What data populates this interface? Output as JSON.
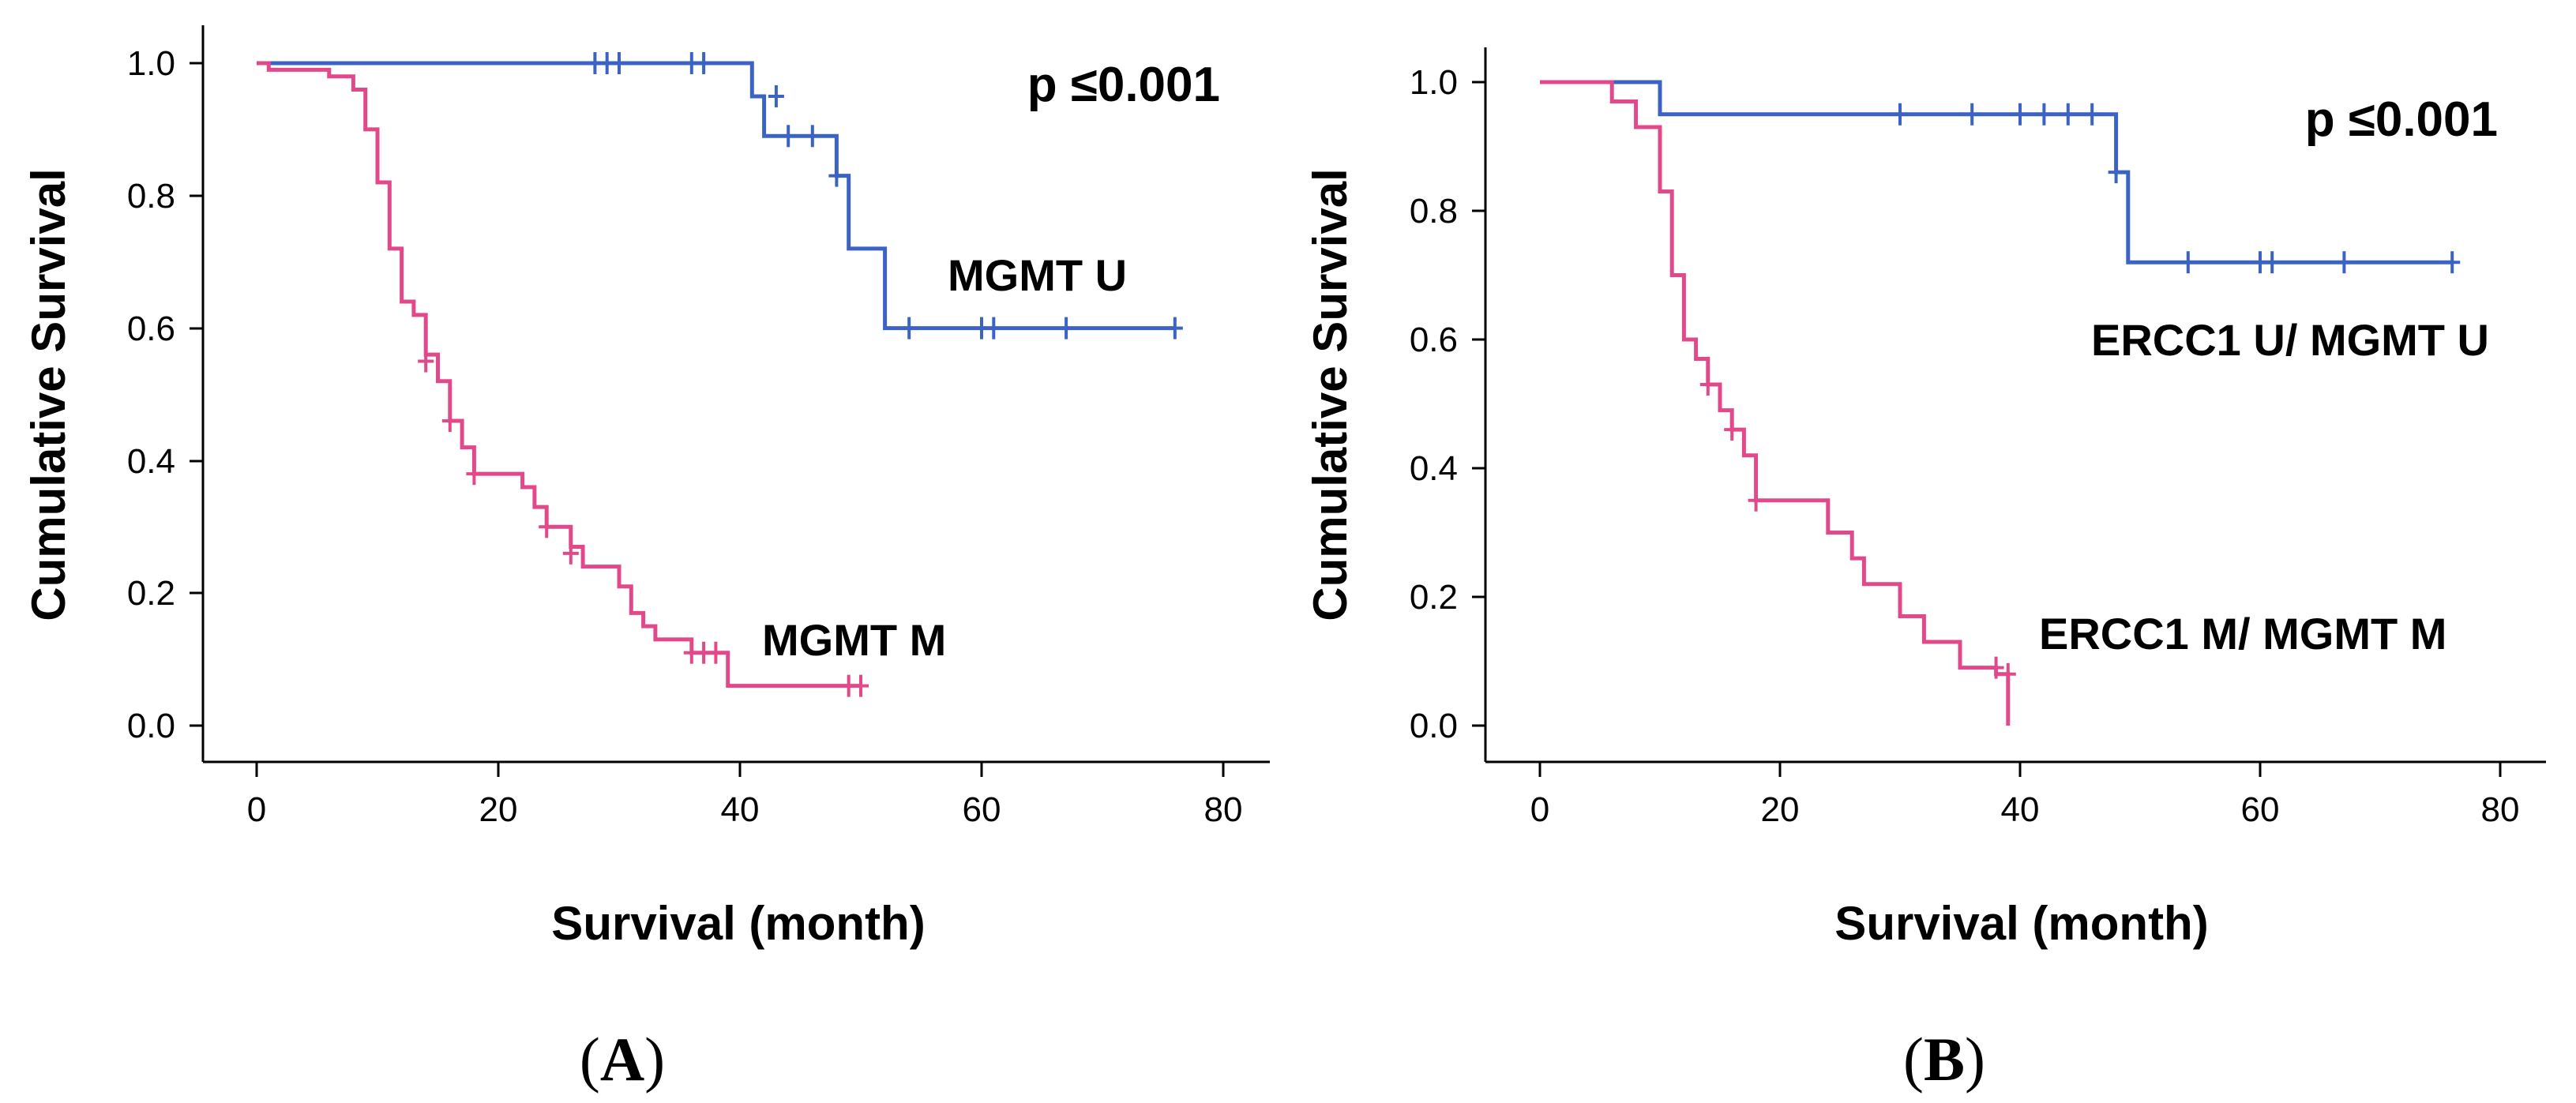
{
  "chart_data": [
    {
      "type": "line",
      "panel_label": "A",
      "xlabel": "Survival (month)",
      "ylabel": "Cumulative Survival",
      "xlim": [
        0,
        80
      ],
      "ylim": [
        0,
        1.0
      ],
      "x_ticks": [
        "0",
        "20",
        "40",
        "60",
        "80"
      ],
      "y_ticks": [
        "0.0",
        "0.2",
        "0.4",
        "0.6",
        "0.8",
        "1.0"
      ],
      "p_value": "p ≤0.001",
      "series": [
        {
          "name": "MGMT U",
          "color": "#3b63c4",
          "steps": [
            [
              0,
              1.0
            ],
            [
              41,
              0.95
            ],
            [
              42,
              0.89
            ],
            [
              48,
              0.83
            ],
            [
              49,
              0.72
            ],
            [
              52,
              0.6
            ],
            [
              76,
              0.6
            ]
          ],
          "censored": [
            [
              28,
              1.0
            ],
            [
              29,
              1.0
            ],
            [
              30,
              1.0
            ],
            [
              36,
              1.0
            ],
            [
              37,
              1.0
            ],
            [
              43,
              0.95
            ],
            [
              44,
              0.89
            ],
            [
              46,
              0.89
            ],
            [
              48,
              0.83
            ],
            [
              54,
              0.6
            ],
            [
              60,
              0.6
            ],
            [
              61,
              0.6
            ],
            [
              67,
              0.6
            ],
            [
              76,
              0.6
            ]
          ]
        },
        {
          "name": "MGMT M",
          "color": "#e2498a",
          "steps": [
            [
              0,
              1.0
            ],
            [
              1,
              0.99
            ],
            [
              6,
              0.98
            ],
            [
              8,
              0.96
            ],
            [
              9,
              0.9
            ],
            [
              10,
              0.82
            ],
            [
              11,
              0.72
            ],
            [
              12,
              0.64
            ],
            [
              13,
              0.62
            ],
            [
              14,
              0.56
            ],
            [
              15,
              0.52
            ],
            [
              16,
              0.46
            ],
            [
              17,
              0.42
            ],
            [
              18,
              0.38
            ],
            [
              22,
              0.36
            ],
            [
              23,
              0.33
            ],
            [
              24,
              0.3
            ],
            [
              26,
              0.27
            ],
            [
              27,
              0.24
            ],
            [
              30,
              0.21
            ],
            [
              31,
              0.17
            ],
            [
              32,
              0.15
            ],
            [
              33,
              0.13
            ],
            [
              36,
              0.11
            ],
            [
              39,
              0.06
            ],
            [
              50,
              0.06
            ]
          ],
          "censored": [
            [
              14,
              0.55
            ],
            [
              16,
              0.46
            ],
            [
              18,
              0.38
            ],
            [
              24,
              0.3
            ],
            [
              26,
              0.26
            ],
            [
              36,
              0.11
            ],
            [
              37,
              0.11
            ],
            [
              38,
              0.11
            ],
            [
              49,
              0.06
            ],
            [
              50,
              0.06
            ]
          ]
        }
      ]
    },
    {
      "type": "line",
      "panel_label": "B",
      "xlabel": "Survival (month)",
      "ylabel": "Cumulative Survival",
      "xlim": [
        0,
        80
      ],
      "ylim": [
        0,
        1.0
      ],
      "x_ticks": [
        "0",
        "20",
        "40",
        "60",
        "80"
      ],
      "y_ticks": [
        "0.0",
        "0.2",
        "0.4",
        "0.6",
        "0.8",
        "1.0"
      ],
      "p_value": "p ≤0.001",
      "series": [
        {
          "name": "ERCC1 U/ MGMT U",
          "color": "#3b63c4",
          "steps": [
            [
              0,
              1.0
            ],
            [
              10,
              0.95
            ],
            [
              48,
              0.86
            ],
            [
              49,
              0.72
            ],
            [
              76,
              0.72
            ]
          ],
          "censored": [
            [
              30,
              0.95
            ],
            [
              36,
              0.95
            ],
            [
              40,
              0.95
            ],
            [
              42,
              0.95
            ],
            [
              44,
              0.95
            ],
            [
              46,
              0.95
            ],
            [
              48,
              0.86
            ],
            [
              54,
              0.72
            ],
            [
              60,
              0.72
            ],
            [
              61,
              0.72
            ],
            [
              67,
              0.72
            ],
            [
              76,
              0.72
            ]
          ]
        },
        {
          "name": "ERCC1 M/ MGMT M",
          "color": "#e2498a",
          "steps": [
            [
              0,
              1.0
            ],
            [
              6,
              0.97
            ],
            [
              8,
              0.93
            ],
            [
              10,
              0.83
            ],
            [
              11,
              0.7
            ],
            [
              12,
              0.6
            ],
            [
              13,
              0.57
            ],
            [
              14,
              0.53
            ],
            [
              15,
              0.49
            ],
            [
              16,
              0.46
            ],
            [
              17,
              0.42
            ],
            [
              18,
              0.35
            ],
            [
              24,
              0.3
            ],
            [
              26,
              0.26
            ],
            [
              27,
              0.22
            ],
            [
              30,
              0.17
            ],
            [
              32,
              0.13
            ],
            [
              35,
              0.09
            ],
            [
              38,
              0.08
            ],
            [
              39,
              0.0
            ]
          ],
          "censored": [
            [
              14,
              0.53
            ],
            [
              16,
              0.46
            ],
            [
              18,
              0.35
            ],
            [
              38,
              0.09
            ],
            [
              39,
              0.08
            ]
          ]
        }
      ]
    }
  ]
}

^^^^^^^^

_Short task_
Leave out the pictures and restate everything else word for word.

_Result of this exercise_
What data populates this interface? Output as JSON.
{
  "chart_data": [
    {
      "type": "line",
      "panel_label": "A",
      "xlabel": "Survival (month)",
      "ylabel": "Cumulative Survival",
      "xlim": [
        0,
        80
      ],
      "ylim": [
        0,
        1.0
      ],
      "x_ticks": [
        "0",
        "20",
        "40",
        "60",
        "80"
      ],
      "y_ticks": [
        "0.0",
        "0.2",
        "0.4",
        "0.6",
        "0.8",
        "1.0"
      ],
      "p_value": "p ≤0.001",
      "series": [
        {
          "name": "MGMT U",
          "color": "#3b63c4",
          "steps": [
            [
              0,
              1.0
            ],
            [
              41,
              0.95
            ],
            [
              42,
              0.89
            ],
            [
              48,
              0.83
            ],
            [
              49,
              0.72
            ],
            [
              52,
              0.6
            ],
            [
              76,
              0.6
            ]
          ],
          "censored": [
            [
              28,
              1.0
            ],
            [
              29,
              1.0
            ],
            [
              30,
              1.0
            ],
            [
              36,
              1.0
            ],
            [
              37,
              1.0
            ],
            [
              43,
              0.95
            ],
            [
              44,
              0.89
            ],
            [
              46,
              0.89
            ],
            [
              48,
              0.83
            ],
            [
              54,
              0.6
            ],
            [
              60,
              0.6
            ],
            [
              61,
              0.6
            ],
            [
              67,
              0.6
            ],
            [
              76,
              0.6
            ]
          ]
        },
        {
          "name": "MGMT M",
          "color": "#e2498a",
          "steps": [
            [
              0,
              1.0
            ],
            [
              1,
              0.99
            ],
            [
              6,
              0.98
            ],
            [
              8,
              0.96
            ],
            [
              9,
              0.9
            ],
            [
              10,
              0.82
            ],
            [
              11,
              0.72
            ],
            [
              12,
              0.64
            ],
            [
              13,
              0.62
            ],
            [
              14,
              0.56
            ],
            [
              15,
              0.52
            ],
            [
              16,
              0.46
            ],
            [
              17,
              0.42
            ],
            [
              18,
              0.38
            ],
            [
              22,
              0.36
            ],
            [
              23,
              0.33
            ],
            [
              24,
              0.3
            ],
            [
              26,
              0.27
            ],
            [
              27,
              0.24
            ],
            [
              30,
              0.21
            ],
            [
              31,
              0.17
            ],
            [
              32,
              0.15
            ],
            [
              33,
              0.13
            ],
            [
              36,
              0.11
            ],
            [
              39,
              0.06
            ],
            [
              50,
              0.06
            ]
          ],
          "censored": [
            [
              14,
              0.55
            ],
            [
              16,
              0.46
            ],
            [
              18,
              0.38
            ],
            [
              24,
              0.3
            ],
            [
              26,
              0.26
            ],
            [
              36,
              0.11
            ],
            [
              37,
              0.11
            ],
            [
              38,
              0.11
            ],
            [
              49,
              0.06
            ],
            [
              50,
              0.06
            ]
          ]
        }
      ]
    },
    {
      "type": "line",
      "panel_label": "B",
      "xlabel": "Survival (month)",
      "ylabel": "Cumulative Survival",
      "xlim": [
        0,
        80
      ],
      "ylim": [
        0,
        1.0
      ],
      "x_ticks": [
        "0",
        "20",
        "40",
        "60",
        "80"
      ],
      "y_ticks": [
        "0.0",
        "0.2",
        "0.4",
        "0.6",
        "0.8",
        "1.0"
      ],
      "p_value": "p ≤0.001",
      "series": [
        {
          "name": "ERCC1 U/ MGMT U",
          "color": "#3b63c4",
          "steps": [
            [
              0,
              1.0
            ],
            [
              10,
              0.95
            ],
            [
              48,
              0.86
            ],
            [
              49,
              0.72
            ],
            [
              76,
              0.72
            ]
          ],
          "censored": [
            [
              30,
              0.95
            ],
            [
              36,
              0.95
            ],
            [
              40,
              0.95
            ],
            [
              42,
              0.95
            ],
            [
              44,
              0.95
            ],
            [
              46,
              0.95
            ],
            [
              48,
              0.86
            ],
            [
              54,
              0.72
            ],
            [
              60,
              0.72
            ],
            [
              61,
              0.72
            ],
            [
              67,
              0.72
            ],
            [
              76,
              0.72
            ]
          ]
        },
        {
          "name": "ERCC1 M/ MGMT M",
          "color": "#e2498a",
          "steps": [
            [
              0,
              1.0
            ],
            [
              6,
              0.97
            ],
            [
              8,
              0.93
            ],
            [
              10,
              0.83
            ],
            [
              11,
              0.7
            ],
            [
              12,
              0.6
            ],
            [
              13,
              0.57
            ],
            [
              14,
              0.53
            ],
            [
              15,
              0.49
            ],
            [
              16,
              0.46
            ],
            [
              17,
              0.42
            ],
            [
              18,
              0.35
            ],
            [
              24,
              0.3
            ],
            [
              26,
              0.26
            ],
            [
              27,
              0.22
            ],
            [
              30,
              0.17
            ],
            [
              32,
              0.13
            ],
            [
              35,
              0.09
            ],
            [
              38,
              0.08
            ],
            [
              39,
              0.0
            ]
          ],
          "censored": [
            [
              14,
              0.53
            ],
            [
              16,
              0.46
            ],
            [
              18,
              0.35
            ],
            [
              38,
              0.09
            ],
            [
              39,
              0.08
            ]
          ]
        }
      ]
    }
  ]
}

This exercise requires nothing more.